***** Supplied material

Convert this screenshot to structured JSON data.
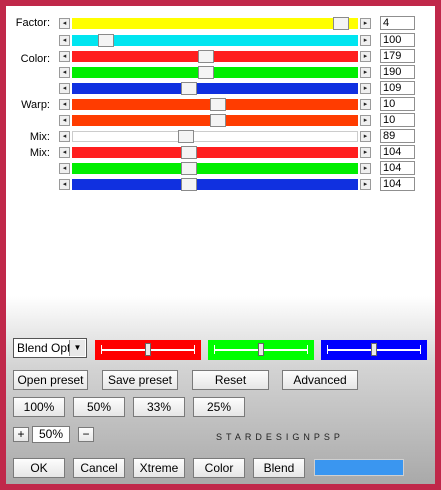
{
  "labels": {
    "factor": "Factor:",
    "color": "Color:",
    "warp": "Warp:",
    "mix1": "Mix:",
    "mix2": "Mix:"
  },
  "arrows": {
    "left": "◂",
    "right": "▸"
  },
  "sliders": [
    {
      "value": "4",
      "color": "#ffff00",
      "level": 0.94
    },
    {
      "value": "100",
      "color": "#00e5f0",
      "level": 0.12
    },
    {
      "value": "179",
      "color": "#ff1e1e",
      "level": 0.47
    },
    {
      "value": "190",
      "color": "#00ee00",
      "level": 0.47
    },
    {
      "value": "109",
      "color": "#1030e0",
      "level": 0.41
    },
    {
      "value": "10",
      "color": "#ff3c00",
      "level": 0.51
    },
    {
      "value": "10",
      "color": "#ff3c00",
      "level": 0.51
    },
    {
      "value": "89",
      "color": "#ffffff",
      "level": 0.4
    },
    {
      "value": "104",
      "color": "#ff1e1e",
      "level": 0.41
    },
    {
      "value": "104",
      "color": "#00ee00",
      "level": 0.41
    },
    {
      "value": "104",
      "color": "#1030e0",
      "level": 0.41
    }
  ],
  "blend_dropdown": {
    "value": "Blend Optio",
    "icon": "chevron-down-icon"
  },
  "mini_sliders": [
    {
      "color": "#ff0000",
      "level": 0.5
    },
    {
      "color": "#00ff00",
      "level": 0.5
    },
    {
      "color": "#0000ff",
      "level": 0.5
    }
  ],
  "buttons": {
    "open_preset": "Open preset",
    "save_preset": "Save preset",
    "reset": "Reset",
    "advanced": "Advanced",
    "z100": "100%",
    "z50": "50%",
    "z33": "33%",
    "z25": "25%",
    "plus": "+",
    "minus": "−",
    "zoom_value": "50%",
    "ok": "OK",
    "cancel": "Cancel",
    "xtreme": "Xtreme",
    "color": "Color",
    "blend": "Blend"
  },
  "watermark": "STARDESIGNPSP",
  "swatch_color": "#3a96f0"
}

**********
***** Supplied material

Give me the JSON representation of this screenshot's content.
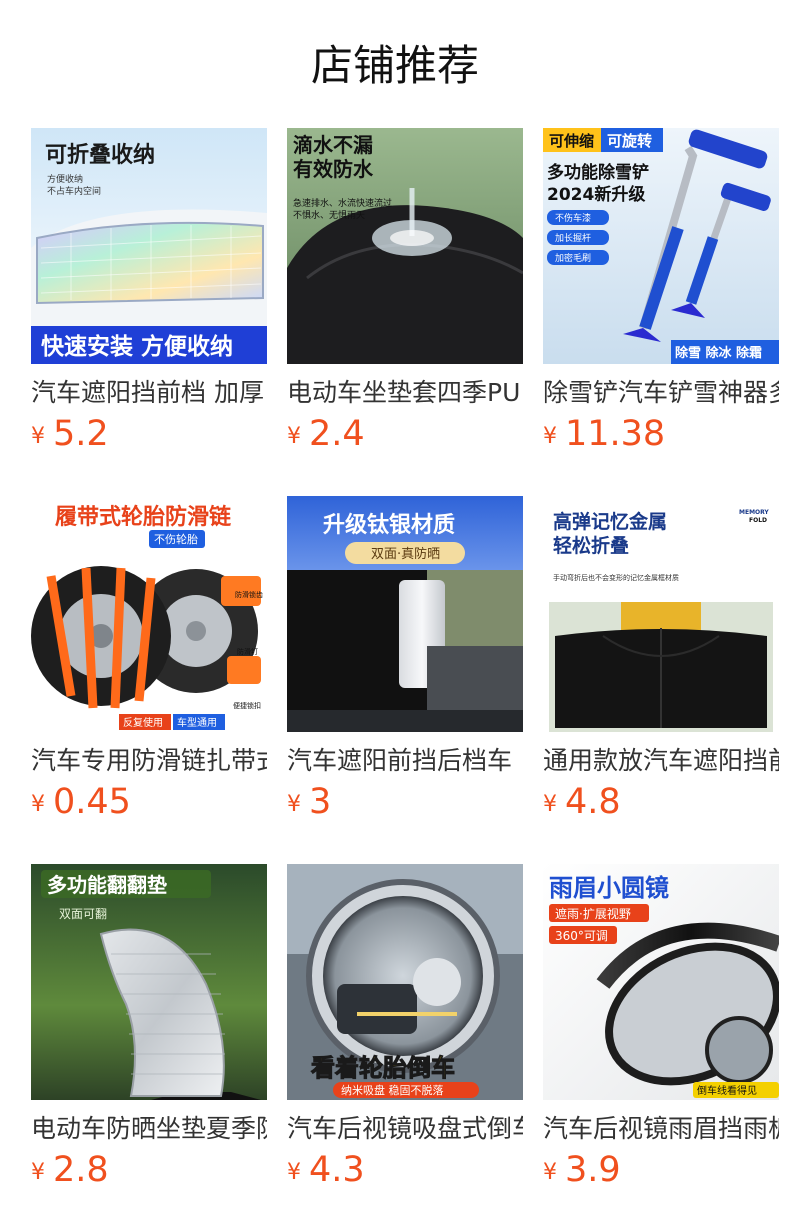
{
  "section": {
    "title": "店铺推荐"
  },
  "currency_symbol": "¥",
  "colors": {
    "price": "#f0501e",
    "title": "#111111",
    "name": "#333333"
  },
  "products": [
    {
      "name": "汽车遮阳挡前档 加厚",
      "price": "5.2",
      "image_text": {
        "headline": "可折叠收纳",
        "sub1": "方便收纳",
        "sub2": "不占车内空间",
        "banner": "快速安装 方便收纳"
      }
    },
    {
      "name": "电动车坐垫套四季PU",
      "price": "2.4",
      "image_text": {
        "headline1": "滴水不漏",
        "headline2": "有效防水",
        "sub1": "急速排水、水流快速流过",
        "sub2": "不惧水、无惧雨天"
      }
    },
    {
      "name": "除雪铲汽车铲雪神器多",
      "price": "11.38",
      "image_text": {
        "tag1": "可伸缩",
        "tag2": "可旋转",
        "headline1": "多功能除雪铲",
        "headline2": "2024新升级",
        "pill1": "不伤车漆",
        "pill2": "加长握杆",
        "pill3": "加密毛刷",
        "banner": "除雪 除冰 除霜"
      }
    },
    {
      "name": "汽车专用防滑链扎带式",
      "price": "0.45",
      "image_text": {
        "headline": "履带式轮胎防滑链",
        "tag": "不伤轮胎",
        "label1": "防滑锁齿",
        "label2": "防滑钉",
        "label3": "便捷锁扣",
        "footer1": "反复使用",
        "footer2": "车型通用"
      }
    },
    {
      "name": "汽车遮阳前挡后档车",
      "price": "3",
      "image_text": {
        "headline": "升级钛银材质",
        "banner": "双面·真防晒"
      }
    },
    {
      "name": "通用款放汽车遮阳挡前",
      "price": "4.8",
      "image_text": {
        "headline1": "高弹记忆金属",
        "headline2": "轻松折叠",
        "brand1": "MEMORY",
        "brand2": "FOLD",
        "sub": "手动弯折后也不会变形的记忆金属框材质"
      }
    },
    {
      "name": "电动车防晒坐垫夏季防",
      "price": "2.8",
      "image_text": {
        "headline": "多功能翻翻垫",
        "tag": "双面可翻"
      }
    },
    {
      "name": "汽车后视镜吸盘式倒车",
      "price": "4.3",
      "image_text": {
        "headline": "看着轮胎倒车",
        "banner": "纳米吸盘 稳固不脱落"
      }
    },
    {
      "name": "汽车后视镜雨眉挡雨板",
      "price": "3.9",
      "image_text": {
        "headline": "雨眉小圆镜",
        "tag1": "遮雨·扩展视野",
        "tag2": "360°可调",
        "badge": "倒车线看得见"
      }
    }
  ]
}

**********

_Aim_.
Go through the records above and copy every line with the word "preset".

_Answer to the task_.
    "open_preset": "Open preset",
    "save_preset": "Save preset",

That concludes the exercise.